### [Objective]
Below are the records. Gather each line that holds "TradingView".

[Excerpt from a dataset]
☆ ☆ ☆ ☆
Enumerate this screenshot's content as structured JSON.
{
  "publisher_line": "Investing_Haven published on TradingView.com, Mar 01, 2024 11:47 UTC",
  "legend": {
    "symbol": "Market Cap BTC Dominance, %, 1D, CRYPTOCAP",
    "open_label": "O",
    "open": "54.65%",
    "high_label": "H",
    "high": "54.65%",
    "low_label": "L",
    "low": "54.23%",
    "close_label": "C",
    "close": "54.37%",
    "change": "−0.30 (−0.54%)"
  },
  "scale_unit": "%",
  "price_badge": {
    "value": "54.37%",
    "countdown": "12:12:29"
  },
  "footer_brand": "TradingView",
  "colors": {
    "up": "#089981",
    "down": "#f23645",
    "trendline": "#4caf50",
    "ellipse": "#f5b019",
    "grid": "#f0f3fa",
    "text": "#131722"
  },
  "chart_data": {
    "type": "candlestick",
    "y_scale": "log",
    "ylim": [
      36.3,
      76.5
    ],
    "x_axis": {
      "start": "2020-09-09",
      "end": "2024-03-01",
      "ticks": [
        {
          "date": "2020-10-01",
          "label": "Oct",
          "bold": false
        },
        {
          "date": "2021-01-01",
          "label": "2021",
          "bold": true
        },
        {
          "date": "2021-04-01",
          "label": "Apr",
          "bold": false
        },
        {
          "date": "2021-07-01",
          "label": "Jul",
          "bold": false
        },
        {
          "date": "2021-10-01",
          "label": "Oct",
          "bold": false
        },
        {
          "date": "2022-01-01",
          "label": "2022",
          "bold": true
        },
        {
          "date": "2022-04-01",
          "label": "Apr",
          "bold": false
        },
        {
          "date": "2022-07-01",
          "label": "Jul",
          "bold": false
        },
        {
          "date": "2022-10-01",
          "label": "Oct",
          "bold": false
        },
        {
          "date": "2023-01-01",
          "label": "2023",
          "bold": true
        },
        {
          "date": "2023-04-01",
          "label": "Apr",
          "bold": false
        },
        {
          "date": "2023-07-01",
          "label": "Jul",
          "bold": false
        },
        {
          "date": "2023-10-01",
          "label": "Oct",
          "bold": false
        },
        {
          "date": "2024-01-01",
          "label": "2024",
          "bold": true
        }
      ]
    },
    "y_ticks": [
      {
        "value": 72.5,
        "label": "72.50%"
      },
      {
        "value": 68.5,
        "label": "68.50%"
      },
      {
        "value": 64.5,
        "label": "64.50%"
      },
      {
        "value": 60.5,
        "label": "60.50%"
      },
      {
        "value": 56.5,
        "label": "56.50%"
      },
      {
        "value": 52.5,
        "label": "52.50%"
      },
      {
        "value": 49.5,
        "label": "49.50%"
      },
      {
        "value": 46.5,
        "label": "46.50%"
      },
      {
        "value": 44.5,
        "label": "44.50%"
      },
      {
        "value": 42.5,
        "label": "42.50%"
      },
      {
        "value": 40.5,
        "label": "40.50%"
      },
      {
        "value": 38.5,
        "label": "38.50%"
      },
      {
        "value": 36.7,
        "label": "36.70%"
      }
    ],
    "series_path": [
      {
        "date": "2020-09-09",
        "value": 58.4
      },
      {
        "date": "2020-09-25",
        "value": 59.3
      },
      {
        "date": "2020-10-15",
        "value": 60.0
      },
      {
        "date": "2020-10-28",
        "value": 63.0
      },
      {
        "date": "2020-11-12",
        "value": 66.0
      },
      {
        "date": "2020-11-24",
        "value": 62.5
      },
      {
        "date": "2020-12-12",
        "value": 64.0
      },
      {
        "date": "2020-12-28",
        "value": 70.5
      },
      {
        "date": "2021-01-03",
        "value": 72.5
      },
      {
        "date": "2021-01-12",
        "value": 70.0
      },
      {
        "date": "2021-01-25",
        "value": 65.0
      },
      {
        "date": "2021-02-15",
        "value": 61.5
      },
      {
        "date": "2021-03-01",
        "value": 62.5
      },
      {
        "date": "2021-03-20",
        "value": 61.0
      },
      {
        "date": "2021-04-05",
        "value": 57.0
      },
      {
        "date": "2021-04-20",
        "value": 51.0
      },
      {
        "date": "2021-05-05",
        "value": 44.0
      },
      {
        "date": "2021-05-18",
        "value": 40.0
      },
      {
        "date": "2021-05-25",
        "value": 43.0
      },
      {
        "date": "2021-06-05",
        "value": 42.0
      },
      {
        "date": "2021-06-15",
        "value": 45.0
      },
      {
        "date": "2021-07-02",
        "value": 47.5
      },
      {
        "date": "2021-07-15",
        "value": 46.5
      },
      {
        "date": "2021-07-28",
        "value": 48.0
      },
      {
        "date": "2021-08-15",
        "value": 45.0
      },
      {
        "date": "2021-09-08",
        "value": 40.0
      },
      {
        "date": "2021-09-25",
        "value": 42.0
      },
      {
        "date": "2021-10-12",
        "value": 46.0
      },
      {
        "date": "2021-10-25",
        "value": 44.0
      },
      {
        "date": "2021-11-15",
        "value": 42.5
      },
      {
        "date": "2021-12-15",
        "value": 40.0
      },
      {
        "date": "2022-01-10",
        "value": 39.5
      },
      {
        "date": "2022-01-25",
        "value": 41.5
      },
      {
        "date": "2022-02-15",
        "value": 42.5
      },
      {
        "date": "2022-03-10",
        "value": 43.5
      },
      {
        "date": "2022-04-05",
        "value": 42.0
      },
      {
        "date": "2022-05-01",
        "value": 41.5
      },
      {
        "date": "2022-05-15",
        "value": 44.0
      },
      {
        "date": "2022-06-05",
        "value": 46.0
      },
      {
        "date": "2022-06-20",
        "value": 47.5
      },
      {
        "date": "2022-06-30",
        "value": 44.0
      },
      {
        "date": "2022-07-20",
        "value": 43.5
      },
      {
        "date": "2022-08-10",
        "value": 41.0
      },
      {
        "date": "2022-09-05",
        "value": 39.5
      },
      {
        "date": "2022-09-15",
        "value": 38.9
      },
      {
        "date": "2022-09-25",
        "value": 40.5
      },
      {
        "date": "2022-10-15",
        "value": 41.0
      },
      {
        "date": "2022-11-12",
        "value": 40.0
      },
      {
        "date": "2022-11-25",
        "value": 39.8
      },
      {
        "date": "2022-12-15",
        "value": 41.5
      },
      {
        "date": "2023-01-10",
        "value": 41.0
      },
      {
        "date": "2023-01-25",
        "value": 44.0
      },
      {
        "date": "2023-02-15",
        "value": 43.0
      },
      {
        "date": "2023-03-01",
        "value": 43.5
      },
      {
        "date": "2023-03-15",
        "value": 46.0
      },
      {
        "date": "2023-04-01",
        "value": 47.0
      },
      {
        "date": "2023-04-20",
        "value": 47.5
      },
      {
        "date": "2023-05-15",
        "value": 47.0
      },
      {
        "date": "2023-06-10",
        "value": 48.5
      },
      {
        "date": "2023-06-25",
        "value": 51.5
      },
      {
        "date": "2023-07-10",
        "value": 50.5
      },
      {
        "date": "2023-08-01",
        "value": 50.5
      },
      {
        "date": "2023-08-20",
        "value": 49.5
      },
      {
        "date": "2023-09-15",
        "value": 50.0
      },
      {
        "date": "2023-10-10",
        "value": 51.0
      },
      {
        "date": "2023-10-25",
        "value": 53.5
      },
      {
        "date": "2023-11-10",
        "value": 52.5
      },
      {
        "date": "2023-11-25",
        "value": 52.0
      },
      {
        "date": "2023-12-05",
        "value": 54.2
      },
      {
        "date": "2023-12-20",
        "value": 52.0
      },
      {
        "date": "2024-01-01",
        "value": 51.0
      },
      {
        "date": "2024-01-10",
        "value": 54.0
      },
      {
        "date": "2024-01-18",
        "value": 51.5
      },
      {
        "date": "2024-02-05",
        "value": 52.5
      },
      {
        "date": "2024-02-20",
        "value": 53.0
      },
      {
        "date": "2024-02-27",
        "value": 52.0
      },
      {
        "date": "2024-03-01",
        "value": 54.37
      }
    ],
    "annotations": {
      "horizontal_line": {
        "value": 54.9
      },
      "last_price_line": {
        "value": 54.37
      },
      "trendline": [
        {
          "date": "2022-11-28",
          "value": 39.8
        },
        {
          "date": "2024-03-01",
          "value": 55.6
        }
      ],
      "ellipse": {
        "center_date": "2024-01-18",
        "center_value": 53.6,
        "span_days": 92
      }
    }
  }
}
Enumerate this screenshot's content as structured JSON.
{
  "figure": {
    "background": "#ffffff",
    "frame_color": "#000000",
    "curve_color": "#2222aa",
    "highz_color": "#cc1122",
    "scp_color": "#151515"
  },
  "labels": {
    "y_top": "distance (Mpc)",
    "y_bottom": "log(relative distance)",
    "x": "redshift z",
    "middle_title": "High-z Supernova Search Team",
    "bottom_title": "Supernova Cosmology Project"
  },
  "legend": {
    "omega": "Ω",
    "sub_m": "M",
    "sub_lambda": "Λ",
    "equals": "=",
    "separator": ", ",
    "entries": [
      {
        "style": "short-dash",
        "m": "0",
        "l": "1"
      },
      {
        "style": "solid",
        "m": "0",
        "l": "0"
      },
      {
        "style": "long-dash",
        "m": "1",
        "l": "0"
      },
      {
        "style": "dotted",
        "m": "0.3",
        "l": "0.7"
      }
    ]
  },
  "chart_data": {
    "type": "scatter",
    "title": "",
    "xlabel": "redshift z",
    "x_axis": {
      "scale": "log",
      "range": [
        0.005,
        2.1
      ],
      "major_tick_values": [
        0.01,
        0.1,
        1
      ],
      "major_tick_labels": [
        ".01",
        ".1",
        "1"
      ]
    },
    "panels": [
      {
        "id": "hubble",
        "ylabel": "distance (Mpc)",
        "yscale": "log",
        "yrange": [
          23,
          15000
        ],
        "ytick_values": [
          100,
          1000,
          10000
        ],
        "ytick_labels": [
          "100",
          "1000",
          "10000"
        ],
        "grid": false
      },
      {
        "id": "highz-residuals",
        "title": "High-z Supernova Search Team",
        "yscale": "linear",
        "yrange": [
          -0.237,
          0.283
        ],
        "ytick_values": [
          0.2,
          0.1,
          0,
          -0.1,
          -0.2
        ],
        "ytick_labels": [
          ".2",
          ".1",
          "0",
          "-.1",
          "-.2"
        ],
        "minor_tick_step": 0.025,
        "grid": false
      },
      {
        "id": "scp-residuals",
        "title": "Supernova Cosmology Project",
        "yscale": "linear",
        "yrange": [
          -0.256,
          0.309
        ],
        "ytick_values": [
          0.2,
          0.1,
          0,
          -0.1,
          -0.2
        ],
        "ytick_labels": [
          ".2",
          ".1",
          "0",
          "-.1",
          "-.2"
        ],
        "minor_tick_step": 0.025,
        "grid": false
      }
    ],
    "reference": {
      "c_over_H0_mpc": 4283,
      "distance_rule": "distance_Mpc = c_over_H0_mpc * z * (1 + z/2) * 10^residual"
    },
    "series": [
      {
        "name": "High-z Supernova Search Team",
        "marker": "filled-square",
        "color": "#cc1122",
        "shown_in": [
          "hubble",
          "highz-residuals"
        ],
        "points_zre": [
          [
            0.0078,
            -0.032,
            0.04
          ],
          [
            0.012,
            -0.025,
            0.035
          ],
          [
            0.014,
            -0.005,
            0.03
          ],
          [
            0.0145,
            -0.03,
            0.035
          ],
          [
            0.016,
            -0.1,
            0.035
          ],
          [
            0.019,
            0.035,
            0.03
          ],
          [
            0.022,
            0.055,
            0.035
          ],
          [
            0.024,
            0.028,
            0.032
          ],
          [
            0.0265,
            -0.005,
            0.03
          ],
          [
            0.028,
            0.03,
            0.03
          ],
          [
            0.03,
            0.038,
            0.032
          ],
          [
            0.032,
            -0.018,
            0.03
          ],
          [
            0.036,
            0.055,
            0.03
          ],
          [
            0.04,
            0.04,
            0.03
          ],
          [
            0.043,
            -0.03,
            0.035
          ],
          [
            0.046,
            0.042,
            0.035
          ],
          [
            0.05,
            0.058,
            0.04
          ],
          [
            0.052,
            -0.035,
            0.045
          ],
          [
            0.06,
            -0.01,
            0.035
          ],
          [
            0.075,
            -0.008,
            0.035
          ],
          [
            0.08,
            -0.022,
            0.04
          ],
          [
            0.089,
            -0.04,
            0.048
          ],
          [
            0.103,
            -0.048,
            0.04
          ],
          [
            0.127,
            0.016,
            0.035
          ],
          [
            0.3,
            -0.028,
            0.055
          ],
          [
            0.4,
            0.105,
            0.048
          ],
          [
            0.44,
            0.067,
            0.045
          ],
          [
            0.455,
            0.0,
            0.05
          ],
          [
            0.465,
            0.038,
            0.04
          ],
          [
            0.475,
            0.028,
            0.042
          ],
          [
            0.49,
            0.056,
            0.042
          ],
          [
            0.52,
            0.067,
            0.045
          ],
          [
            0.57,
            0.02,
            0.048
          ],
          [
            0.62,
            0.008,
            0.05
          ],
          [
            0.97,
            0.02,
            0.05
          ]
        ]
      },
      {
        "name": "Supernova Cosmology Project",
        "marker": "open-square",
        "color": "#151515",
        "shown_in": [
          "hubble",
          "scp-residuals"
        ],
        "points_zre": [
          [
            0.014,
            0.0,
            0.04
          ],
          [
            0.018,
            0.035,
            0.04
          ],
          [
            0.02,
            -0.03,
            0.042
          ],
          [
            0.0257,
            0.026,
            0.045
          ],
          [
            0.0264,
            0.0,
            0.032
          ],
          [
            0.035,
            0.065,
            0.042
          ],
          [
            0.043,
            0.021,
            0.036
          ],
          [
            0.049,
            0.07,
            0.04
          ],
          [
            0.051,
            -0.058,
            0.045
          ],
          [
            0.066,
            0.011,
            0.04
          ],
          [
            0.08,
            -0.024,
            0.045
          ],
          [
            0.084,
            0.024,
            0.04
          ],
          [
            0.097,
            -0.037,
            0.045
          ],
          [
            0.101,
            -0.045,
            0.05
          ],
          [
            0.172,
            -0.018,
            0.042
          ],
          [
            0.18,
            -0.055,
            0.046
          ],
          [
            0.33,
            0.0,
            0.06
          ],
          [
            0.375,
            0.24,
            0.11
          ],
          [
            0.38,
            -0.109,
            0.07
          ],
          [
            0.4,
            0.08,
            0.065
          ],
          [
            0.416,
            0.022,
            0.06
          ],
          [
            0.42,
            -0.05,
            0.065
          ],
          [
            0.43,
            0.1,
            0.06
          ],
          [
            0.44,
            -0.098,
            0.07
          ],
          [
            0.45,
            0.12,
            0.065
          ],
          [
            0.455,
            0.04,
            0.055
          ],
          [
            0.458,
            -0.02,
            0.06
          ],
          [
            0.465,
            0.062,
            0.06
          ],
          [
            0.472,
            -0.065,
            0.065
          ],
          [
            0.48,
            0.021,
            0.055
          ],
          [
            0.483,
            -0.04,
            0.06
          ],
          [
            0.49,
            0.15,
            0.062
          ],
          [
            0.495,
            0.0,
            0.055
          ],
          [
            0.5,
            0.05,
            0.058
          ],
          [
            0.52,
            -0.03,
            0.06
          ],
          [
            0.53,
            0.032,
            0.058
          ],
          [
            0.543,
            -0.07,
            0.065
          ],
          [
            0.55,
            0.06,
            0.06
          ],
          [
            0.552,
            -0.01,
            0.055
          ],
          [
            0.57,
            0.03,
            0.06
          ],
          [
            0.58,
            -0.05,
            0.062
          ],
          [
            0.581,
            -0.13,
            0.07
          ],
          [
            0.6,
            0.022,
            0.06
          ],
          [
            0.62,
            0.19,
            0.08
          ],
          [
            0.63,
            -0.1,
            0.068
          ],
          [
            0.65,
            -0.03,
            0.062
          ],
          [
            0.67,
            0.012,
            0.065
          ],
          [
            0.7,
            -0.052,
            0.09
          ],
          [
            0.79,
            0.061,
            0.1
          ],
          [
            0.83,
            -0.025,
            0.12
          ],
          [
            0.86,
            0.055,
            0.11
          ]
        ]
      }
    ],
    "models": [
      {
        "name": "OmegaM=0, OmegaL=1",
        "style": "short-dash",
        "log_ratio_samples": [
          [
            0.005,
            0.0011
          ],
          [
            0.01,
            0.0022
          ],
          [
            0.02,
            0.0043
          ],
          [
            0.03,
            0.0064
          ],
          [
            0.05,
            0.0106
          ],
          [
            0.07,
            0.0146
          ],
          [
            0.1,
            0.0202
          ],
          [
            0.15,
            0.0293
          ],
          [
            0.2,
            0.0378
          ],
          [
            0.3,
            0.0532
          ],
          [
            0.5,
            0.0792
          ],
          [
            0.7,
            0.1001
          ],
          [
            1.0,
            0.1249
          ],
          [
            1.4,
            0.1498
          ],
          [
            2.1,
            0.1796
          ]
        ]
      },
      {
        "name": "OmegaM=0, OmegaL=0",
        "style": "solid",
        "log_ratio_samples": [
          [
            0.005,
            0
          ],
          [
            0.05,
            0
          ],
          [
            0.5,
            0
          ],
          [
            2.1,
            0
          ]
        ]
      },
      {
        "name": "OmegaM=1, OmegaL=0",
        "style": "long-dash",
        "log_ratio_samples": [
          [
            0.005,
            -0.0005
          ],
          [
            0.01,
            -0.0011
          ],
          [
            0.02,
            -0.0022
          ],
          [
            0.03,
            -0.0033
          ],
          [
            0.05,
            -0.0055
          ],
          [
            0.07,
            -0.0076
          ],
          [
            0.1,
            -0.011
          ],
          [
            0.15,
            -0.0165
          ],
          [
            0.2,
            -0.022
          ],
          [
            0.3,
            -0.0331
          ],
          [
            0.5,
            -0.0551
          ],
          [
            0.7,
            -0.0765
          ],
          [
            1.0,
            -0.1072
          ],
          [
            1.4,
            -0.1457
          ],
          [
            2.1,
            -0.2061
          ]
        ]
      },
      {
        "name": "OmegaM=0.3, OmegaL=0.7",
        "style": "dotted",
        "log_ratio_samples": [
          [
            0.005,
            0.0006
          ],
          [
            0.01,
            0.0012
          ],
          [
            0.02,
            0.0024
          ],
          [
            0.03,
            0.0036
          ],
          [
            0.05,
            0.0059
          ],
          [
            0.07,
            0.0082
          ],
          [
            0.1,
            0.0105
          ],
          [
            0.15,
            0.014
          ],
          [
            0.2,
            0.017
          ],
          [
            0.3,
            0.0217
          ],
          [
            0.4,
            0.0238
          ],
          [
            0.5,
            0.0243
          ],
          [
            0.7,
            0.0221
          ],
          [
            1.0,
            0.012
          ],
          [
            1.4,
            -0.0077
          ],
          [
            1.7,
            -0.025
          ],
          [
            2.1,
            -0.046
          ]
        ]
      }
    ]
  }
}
☆ ☆ ☆ ☆
### [Result of this exercise]
  "publisher_line": "Investing_Haven published on TradingView.com, Mar 01, 2024 11:47 UTC",
  "footer_brand": "TradingView",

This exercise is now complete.